READING PASSAGE:
------------------------------------------------------------------------

Thank you, Chair. It's a pleasure to be with the committee today on behalf of CIAC.
Our chemistry and plastics industry is your third-largest manufacturing sector in Canada and the second-largest rail shipper. About 80% of all that we make in Canada is shipped by rail, and we take our responsibilities for the safe production, safe handling and safe transportation of our products very seriously.
What I want to share with you is that we don't just meet regulatory requirements; we go well beyond those. We can talk about some of our responses to some of the questions you had earlier, as you see fit.
Forty years ago this month, in fact, and in response to the Mississauga train derailment and other incidents, our association founded the Responsible Care initiative, not only to improve our safety performance, but, most importantly, to improve trust with the communities we operate in and the communities we move our products through. Today, participation in Responsible Care is a condition of membership in our association. There are many commitments to transportation safety in Responsible Care, and those are audited within our member companies every three years. That includes transportation emergency management.
Let me just share two aspects of Responsible Care that relate most closely to the transportation of dangerous goods.
First, very clearly, we are committed to the public right to know and understand the risks and benefits of the products that travel through their communities, whether it's by rail, road, ship or pipeline. In partnership with the Railway Association of Canada, we operate TRANSCAER, the transportation community awareness emergency response initiative. TRANSCAER members work with municipal officials, emergency responders—whether they're staff or volunteers—and residents along the transportation routes. We work to assist them in developing and evaluating their own community emergency response plans.
A highlight or a drawing card, if you will, of these outreach sessions and education sessions that we try to do is our safety train. This is a converted rail car that's a classroom on wheels. It travels across Canada from spring through fall, to a wide number of communities, to act as a focal point to bring the shippers, the railways, the emergency response contractors, the first responders and elected officials together to build relationships and talk about these goods and how to manage them safely. It provides hands-on training to first responders and the community; it raises awareness of the products going through and the risks, and it supports the first responders in being prepared to respond to emergencies involving our members' goods.
Most importantly, though, and we hear this all the time, is that the main benefit of TRANSCAER is building trust and relationships between the first responders in the communities and the industry, whether that's the shippers, the railways or the emergency contractors, so that when those people do arrive on site, everybody knows what everybody's job is. They're trusted, and they know that the information they're being provided with is appropriate and accurate.
In recent years, as was just discussed by the chief, a lot of attention has been focused on the movement of dangerous goods. There have been a lot of changes to the regulatory environment, and we've been very pleased to see many other organizations join us and the Railway Association of Canada in these TRANSCAER outreach efforts, committing themselves to engagement and training with first responders. That includes groups like Emergency Response Assistance Canada, or ERAC, the Canadian Association of Fire Chiefs, the Canadian Emergency Response Contractors' Alliance, the Canadian Fuels Association, Responsible Distribution Canada and others.

------------------------------------------------------------------------

SUPPLIED MATERIAL:
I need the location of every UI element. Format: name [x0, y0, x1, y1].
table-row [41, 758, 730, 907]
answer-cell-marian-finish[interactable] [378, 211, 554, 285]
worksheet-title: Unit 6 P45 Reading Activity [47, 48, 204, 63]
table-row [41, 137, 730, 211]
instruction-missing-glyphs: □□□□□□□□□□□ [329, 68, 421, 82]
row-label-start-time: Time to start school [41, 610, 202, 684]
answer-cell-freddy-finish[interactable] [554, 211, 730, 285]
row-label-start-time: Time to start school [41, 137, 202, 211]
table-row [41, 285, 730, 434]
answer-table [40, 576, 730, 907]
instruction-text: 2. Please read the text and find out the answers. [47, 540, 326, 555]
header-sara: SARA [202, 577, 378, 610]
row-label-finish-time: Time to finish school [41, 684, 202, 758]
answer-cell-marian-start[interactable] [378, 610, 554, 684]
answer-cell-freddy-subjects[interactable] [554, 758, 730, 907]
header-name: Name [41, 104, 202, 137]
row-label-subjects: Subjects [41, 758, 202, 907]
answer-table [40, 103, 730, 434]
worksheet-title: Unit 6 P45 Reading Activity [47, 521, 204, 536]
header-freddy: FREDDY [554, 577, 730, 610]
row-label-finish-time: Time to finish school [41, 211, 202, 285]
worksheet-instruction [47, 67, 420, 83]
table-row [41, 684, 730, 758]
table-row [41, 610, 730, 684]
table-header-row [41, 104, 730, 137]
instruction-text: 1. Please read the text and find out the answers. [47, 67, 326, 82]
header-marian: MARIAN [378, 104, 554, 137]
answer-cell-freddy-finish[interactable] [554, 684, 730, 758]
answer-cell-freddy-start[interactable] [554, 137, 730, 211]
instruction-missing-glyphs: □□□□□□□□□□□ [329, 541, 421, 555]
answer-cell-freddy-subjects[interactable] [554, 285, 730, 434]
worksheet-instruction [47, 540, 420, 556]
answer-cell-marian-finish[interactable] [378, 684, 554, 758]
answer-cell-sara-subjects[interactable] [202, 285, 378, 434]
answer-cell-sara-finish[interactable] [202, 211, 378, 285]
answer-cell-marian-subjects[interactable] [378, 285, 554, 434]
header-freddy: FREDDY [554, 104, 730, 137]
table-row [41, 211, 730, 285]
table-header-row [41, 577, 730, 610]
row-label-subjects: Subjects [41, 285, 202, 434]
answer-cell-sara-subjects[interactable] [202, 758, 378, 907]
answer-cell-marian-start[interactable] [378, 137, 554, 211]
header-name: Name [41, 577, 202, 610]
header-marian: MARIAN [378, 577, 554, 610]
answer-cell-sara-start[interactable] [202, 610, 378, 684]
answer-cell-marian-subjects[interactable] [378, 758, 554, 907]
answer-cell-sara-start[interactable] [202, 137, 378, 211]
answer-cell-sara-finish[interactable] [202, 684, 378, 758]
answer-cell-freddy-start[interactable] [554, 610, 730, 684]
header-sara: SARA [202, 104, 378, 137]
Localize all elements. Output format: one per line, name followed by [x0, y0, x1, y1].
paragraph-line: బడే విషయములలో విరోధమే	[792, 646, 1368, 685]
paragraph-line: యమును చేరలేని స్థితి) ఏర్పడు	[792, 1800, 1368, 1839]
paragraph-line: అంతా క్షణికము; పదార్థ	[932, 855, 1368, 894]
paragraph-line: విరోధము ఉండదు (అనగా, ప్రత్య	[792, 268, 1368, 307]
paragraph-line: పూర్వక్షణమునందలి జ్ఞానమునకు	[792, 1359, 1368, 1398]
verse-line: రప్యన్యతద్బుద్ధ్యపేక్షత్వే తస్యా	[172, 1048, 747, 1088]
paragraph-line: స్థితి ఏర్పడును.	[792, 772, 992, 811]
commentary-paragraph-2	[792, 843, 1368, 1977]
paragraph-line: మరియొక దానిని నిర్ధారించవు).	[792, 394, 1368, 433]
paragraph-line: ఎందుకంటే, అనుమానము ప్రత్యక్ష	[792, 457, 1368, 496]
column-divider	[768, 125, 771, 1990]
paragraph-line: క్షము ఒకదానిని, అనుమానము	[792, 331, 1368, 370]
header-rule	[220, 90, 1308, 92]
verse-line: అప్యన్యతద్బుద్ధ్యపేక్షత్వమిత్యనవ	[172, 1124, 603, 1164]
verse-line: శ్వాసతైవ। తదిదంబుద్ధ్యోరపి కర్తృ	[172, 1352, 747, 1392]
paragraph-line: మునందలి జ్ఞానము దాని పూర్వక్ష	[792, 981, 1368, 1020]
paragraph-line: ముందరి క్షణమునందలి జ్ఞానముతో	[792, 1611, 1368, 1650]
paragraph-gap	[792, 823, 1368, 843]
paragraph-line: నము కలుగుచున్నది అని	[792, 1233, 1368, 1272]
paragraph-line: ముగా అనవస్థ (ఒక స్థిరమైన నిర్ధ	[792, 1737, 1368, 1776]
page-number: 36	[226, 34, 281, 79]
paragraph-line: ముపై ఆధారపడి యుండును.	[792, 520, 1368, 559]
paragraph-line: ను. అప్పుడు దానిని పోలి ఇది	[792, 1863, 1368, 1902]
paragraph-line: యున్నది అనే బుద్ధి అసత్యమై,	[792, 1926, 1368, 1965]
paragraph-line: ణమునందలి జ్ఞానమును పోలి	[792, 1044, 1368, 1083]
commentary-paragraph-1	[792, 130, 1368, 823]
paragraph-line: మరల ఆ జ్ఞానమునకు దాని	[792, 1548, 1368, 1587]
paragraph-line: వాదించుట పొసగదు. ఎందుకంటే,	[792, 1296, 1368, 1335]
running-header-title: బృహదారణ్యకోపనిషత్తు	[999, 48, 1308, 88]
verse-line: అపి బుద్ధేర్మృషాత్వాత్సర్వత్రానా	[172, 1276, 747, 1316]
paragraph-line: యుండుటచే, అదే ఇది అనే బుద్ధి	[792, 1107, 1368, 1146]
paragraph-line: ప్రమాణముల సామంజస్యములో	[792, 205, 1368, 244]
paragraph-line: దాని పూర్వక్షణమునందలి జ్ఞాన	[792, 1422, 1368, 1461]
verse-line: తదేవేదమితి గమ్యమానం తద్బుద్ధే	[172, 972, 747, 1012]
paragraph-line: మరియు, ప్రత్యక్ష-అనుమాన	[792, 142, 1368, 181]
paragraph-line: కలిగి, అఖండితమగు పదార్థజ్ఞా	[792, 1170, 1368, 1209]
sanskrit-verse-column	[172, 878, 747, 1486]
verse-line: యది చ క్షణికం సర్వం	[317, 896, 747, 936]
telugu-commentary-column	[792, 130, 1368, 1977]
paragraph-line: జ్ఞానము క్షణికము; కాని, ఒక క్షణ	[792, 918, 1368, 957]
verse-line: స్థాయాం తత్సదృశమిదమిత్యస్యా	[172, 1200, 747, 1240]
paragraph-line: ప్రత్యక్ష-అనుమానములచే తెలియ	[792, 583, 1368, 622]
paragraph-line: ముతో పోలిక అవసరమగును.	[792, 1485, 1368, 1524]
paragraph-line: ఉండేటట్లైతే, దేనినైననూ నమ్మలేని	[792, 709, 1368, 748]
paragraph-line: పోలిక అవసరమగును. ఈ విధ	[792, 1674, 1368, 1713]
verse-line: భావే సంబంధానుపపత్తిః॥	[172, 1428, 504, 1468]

------------------------------------------------------------------------

PARTS OF THE EXERCISE:
1) Print the stretch of the CIAC statement from "In recent years, as" through "Canada and others.".
2) In the CIAC statement, how often are the Responsible Care transportation safety commitments audited within member companies?
3) Go on with the CIAC statement from where it stops.

EXERCISE RESPONSES:
1)
In recent years, as was just discussed by the chief, a lot of attention has been focused on the movement of dangerous goods. There have been a lot of changes to the regulatory environment, and we've been very pleased to see many other organizations join us and the Railway Association of Canada in these TRANSCAER outreach efforts, committing themselves to engagement and training with first responders. That includes groups like Emergency Response Assistance Canada, or ERAC, the Canadian Association of Fire Chiefs, the Canadian Emergency Response Contractors' Alliance, the Canadian Fuels Association, Responsible Distribution Canada and others.

2) Every three years.

3)
Second, our members are obligated to ensure—and this comes up a bit in the questions you were asking—that they use only certified professionals with adequately trained personnel who have the equipment and training to handle the specific commodities that our members are shipping.
One member of emergency response personnel is not the same as another. What is their training? How well equipped are they? Do they have the right equipment to respond to the emergencies involving our members' products?
This is done through another initiative, called the transportation emergency assistance program, or TEAP. We're actually on TEAP version three, and we refer to it as TEAP III. Through TEAP and our partners, we've established and we maintain a national emergency response network that's capable of safely and efficiently mitigating the impacts of a chemical transportation incident anywhere in the country. There are standards that must be met and regularly reconfirmed. These are registered emergency response contractors. There's a registration process to ensure that those people are adequately and appropriately trained to respond to these emergencies.
We do work with many others, including the Railway Association, the two class 1 railways and others on that process.
I'm very proud of the work we do on transportation safety. Our members experience far fewer and far less severe incidents than in the past. Nevertheless, transportation safety, including and especially that of dangerous goods, requires constant vigilance and a constant commitment to continual improvement. We definitely commend this committee and its attention to this activity.
Probably there's nowhere in public policy in Canada where we have seen more change and more reform than in the transportation of dangerous goods over the last 10 to 12 years, and that's okay. That's appropriate. The spirit with which Transport Canada, the Government of Canada and all the stakeholders come together to advance that is probably not seen in any other area of public policy that we work with. Even participating in this discussion and seeing how you interact as a committee is quite unique, so never forget that all the stakeholders involved are committed to this.
The voluntary work we do through responsible care is not a substitute for regulation. You will never hear us say that. It is a demonstration that a committed industry can establish and demand performance standards well beyond regulation that meet Canadians' expectations for our industry.
Thank you for the opportunity. I look forward to your questions, especially related to the many improvements in rail safety and those around improvements to community awareness in this area.
Thank you very much for the time.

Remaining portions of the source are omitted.